> _TASK PROMPT_
Copy down all of the data underneath, exactly as shown.

[START DATA FOR THE TASK]

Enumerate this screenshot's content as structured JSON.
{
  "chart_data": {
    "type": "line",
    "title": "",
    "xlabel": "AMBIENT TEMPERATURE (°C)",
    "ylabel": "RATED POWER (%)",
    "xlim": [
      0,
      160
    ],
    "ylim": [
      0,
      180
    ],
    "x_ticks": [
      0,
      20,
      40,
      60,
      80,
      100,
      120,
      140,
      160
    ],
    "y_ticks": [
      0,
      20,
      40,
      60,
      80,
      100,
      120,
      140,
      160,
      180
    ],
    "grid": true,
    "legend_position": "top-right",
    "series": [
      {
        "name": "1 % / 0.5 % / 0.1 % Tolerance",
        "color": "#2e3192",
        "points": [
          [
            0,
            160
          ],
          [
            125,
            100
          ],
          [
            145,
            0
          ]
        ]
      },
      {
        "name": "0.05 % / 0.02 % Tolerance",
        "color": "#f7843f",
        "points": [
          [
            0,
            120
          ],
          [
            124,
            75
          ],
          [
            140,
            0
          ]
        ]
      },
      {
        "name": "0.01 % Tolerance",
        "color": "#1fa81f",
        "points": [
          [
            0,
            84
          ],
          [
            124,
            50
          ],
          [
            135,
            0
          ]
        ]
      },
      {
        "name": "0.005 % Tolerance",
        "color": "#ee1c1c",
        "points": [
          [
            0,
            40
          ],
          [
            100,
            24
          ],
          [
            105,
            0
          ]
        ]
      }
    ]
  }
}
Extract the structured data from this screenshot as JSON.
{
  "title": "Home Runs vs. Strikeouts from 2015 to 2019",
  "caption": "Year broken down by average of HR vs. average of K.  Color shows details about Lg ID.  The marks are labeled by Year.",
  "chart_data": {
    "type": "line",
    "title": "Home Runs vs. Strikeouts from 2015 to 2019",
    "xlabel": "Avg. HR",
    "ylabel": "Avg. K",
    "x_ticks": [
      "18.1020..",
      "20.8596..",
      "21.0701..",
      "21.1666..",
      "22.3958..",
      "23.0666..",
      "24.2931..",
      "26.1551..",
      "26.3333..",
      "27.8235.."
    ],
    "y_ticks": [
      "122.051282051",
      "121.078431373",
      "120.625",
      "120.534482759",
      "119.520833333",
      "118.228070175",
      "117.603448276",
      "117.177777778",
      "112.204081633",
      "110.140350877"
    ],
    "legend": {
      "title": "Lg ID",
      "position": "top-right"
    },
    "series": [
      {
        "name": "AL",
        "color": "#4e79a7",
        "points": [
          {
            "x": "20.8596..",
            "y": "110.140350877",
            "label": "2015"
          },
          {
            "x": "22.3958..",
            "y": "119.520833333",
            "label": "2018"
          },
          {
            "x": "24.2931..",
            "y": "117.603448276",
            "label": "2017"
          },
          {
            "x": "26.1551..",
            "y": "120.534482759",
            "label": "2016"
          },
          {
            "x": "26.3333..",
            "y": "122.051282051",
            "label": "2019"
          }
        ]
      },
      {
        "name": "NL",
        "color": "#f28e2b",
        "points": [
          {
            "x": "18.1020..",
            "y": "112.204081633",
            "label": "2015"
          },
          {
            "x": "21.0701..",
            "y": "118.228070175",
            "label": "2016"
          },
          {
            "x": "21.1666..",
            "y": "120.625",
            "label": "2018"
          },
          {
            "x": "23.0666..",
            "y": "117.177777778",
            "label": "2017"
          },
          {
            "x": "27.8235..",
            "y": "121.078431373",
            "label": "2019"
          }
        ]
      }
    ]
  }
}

[END DATA FOR THE TASK]

> _ANSWER FOR THE TASK_
Enumerate this screenshot's content as structured JSON.
{
  "chart_data": {
    "type": "line",
    "title": "",
    "xlabel": "AMBIENT TEMPERATURE (°C)",
    "ylabel": "RATED POWER (%)",
    "xlim": [
      0,
      160
    ],
    "ylim": [
      0,
      180
    ],
    "x_ticks": [
      0,
      20,
      40,
      60,
      80,
      100,
      120,
      140,
      160
    ],
    "y_ticks": [
      0,
      20,
      40,
      60,
      80,
      100,
      120,
      140,
      160,
      180
    ],
    "grid": true,
    "legend_position": "top-right",
    "series": [
      {
        "name": "1 % / 0.5 % / 0.1 % Tolerance",
        "color": "#2e3192",
        "points": [
          [
            0,
            160
          ],
          [
            125,
            100
          ],
          [
            145,
            0
          ]
        ]
      },
      {
        "name": "0.05 % / 0.02 % Tolerance",
        "color": "#f7843f",
        "points": [
          [
            0,
            120
          ],
          [
            124,
            75
          ],
          [
            140,
            0
          ]
        ]
      },
      {
        "name": "0.01 % Tolerance",
        "color": "#1fa81f",
        "points": [
          [
            0,
            84
          ],
          [
            124,
            50
          ],
          [
            135,
            0
          ]
        ]
      },
      {
        "name": "0.005 % Tolerance",
        "color": "#ee1c1c",
        "points": [
          [
            0,
            40
          ],
          [
            100,
            24
          ],
          [
            105,
            0
          ]
        ]
      }
    ]
  }
}
Extract the structured data from this screenshot as JSON.
{
  "title": "Home Runs vs. Strikeouts from 2015 to 2019",
  "caption": "Year broken down by average of HR vs. average of K.  Color shows details about Lg ID.  The marks are labeled by Year.",
  "chart_data": {
    "type": "line",
    "title": "Home Runs vs. Strikeouts from 2015 to 2019",
    "xlabel": "Avg. HR",
    "ylabel": "Avg. K",
    "x_ticks": [
      "18.1020..",
      "20.8596..",
      "21.0701..",
      "21.1666..",
      "22.3958..",
      "23.0666..",
      "24.2931..",
      "26.1551..",
      "26.3333..",
      "27.8235.."
    ],
    "y_ticks": [
      "122.051282051",
      "121.078431373",
      "120.625",
      "120.534482759",
      "119.520833333",
      "118.228070175",
      "117.603448276",
      "117.177777778",
      "112.204081633",
      "110.140350877"
    ],
    "legend": {
      "title": "Lg ID",
      "position": "top-right"
    },
    "series": [
      {
        "name": "AL",
        "color": "#4e79a7",
        "points": [
          {
            "x": "20.8596..",
            "y": "110.140350877",
            "label": "2015"
          },
          {
            "x": "22.3958..",
            "y": "119.520833333",
            "label": "2018"
          },
          {
            "x": "24.2931..",
            "y": "117.603448276",
            "label": "2017"
          },
          {
            "x": "26.1551..",
            "y": "120.534482759",
            "label": "2016"
          },
          {
            "x": "26.3333..",
            "y": "122.051282051",
            "label": "2019"
          }
        ]
      },
      {
        "name": "NL",
        "color": "#f28e2b",
        "points": [
          {
            "x": "18.1020..",
            "y": "112.204081633",
            "label": "2015"
          },
          {
            "x": "21.0701..",
            "y": "118.228070175",
            "label": "2016"
          },
          {
            "x": "21.1666..",
            "y": "120.625",
            "label": "2018"
          },
          {
            "x": "23.0666..",
            "y": "117.177777778",
            "label": "2017"
          },
          {
            "x": "27.8235..",
            "y": "121.078431373",
            "label": "2019"
          }
        ]
      }
    ]
  }
}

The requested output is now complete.